ABOUT THIS TASK: From the entries below, please gather each line containing the string "detect".

DATASET below:

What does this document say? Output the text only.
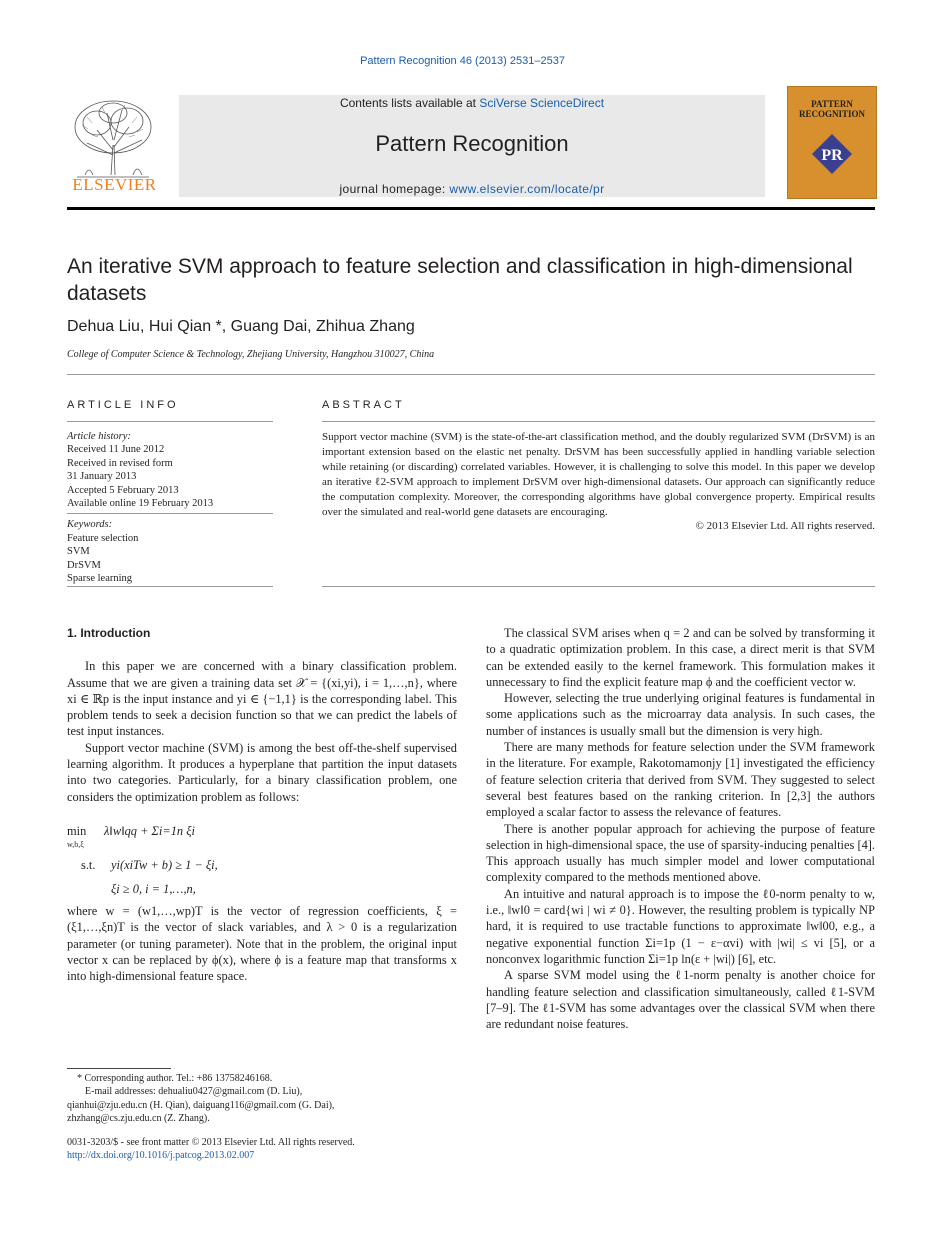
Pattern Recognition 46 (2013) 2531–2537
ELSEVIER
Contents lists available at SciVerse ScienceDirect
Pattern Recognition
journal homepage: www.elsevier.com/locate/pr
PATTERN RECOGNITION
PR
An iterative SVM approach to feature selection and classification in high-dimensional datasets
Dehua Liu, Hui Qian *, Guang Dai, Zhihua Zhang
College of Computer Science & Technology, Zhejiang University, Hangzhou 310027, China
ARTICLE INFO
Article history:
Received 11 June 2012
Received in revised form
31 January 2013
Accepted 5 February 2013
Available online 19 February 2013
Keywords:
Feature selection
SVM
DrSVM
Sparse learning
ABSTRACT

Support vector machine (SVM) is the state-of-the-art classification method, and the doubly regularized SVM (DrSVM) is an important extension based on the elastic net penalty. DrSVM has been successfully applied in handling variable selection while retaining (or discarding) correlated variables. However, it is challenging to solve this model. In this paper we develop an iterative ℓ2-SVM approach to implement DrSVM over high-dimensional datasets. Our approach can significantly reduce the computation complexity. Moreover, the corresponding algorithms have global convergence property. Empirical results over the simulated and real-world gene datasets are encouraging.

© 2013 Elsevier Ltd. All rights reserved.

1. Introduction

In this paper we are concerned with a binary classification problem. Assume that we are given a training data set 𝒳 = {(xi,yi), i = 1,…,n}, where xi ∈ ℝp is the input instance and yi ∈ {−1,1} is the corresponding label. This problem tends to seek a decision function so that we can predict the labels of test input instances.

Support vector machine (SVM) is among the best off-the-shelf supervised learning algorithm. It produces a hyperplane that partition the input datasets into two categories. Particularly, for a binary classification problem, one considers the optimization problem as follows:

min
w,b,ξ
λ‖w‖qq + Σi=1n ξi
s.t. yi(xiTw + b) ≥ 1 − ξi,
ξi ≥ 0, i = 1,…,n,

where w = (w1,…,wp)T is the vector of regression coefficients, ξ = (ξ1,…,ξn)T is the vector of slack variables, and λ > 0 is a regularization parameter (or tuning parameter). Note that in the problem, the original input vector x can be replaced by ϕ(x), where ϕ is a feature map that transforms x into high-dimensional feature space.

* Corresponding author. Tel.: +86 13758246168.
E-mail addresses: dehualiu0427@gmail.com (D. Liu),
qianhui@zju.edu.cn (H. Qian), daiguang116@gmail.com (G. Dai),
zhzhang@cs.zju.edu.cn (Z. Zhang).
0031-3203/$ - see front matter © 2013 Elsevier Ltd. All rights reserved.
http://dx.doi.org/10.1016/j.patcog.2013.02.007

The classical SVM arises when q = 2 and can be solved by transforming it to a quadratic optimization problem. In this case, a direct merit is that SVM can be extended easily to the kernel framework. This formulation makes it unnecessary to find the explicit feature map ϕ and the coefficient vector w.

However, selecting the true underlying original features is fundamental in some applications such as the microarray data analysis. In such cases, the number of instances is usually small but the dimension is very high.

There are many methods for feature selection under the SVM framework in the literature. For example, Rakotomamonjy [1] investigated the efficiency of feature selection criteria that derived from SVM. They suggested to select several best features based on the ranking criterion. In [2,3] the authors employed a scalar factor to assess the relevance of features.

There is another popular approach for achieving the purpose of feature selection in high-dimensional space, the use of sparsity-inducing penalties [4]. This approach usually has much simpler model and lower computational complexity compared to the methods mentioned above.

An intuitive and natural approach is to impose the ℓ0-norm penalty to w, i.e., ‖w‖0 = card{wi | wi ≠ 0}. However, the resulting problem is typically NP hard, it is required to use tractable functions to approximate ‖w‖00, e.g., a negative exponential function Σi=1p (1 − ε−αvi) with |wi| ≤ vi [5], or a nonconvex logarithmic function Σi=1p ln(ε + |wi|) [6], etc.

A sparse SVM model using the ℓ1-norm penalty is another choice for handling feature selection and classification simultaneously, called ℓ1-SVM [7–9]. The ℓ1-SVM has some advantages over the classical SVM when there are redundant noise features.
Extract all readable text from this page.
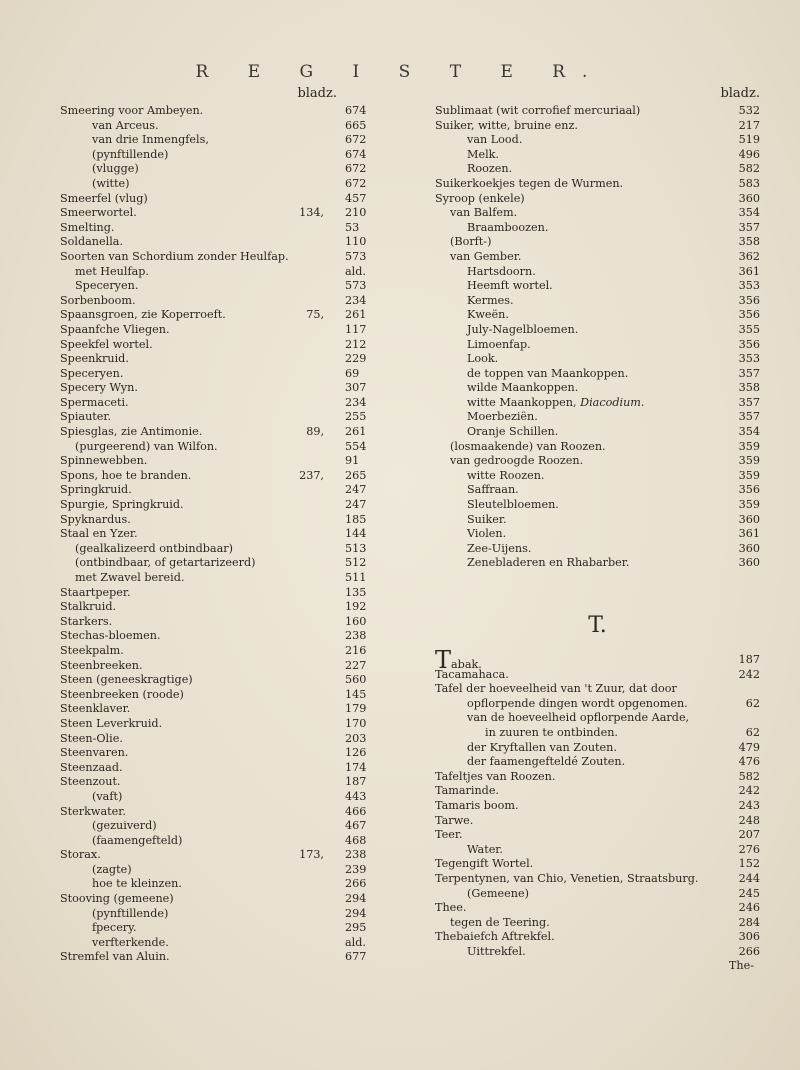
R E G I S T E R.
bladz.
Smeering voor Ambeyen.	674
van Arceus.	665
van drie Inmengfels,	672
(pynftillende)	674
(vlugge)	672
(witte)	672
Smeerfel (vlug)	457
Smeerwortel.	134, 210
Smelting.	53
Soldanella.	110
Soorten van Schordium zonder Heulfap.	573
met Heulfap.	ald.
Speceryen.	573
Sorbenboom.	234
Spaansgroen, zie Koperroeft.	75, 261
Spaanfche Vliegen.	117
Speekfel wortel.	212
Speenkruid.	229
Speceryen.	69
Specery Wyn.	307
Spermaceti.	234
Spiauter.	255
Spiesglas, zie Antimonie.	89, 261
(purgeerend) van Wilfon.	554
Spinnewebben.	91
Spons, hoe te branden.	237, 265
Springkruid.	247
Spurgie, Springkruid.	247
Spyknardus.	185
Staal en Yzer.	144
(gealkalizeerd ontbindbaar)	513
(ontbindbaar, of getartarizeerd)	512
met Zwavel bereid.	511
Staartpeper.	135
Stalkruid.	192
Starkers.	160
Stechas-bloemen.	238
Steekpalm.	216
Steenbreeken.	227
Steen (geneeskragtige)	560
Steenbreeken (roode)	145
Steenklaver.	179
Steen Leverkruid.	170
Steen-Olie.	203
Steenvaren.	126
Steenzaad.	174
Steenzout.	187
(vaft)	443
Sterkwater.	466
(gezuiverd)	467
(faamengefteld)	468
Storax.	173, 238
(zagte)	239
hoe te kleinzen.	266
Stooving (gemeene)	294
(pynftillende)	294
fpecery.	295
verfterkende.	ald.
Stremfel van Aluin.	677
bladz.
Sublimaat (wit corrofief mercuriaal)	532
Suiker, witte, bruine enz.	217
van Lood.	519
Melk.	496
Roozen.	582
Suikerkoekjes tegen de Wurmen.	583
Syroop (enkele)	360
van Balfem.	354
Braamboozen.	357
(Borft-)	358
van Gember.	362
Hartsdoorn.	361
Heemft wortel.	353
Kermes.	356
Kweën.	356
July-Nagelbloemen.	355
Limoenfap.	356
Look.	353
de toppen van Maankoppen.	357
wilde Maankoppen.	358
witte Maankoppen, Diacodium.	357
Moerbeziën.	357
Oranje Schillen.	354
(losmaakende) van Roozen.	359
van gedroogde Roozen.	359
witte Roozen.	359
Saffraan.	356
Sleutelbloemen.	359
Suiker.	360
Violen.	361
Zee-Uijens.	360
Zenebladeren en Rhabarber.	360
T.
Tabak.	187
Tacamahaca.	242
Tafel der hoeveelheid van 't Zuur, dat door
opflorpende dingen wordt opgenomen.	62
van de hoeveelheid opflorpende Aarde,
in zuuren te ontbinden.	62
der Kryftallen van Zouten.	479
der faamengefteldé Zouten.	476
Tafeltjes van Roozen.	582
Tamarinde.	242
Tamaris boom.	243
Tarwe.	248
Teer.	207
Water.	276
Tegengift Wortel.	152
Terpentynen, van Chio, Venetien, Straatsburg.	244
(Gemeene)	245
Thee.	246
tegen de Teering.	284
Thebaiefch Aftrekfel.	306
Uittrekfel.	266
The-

End of DATASET.
DATASET below:

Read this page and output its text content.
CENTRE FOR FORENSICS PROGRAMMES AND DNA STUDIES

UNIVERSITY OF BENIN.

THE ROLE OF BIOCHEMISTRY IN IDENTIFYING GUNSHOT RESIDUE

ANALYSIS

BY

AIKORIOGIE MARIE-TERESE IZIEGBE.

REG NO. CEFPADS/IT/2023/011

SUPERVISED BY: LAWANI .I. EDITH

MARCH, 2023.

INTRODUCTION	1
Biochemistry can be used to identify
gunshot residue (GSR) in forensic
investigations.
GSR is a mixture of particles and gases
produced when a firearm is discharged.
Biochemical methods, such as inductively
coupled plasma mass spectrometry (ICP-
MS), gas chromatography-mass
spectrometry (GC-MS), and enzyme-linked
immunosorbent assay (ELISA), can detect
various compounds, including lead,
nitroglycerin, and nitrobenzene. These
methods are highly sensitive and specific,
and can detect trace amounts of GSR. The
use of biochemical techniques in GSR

End of DATASET.

REPLY TO THE EXERCISE:
immunosorbent assay (ELISA), can detect
and can detect trace amounts of GSR. The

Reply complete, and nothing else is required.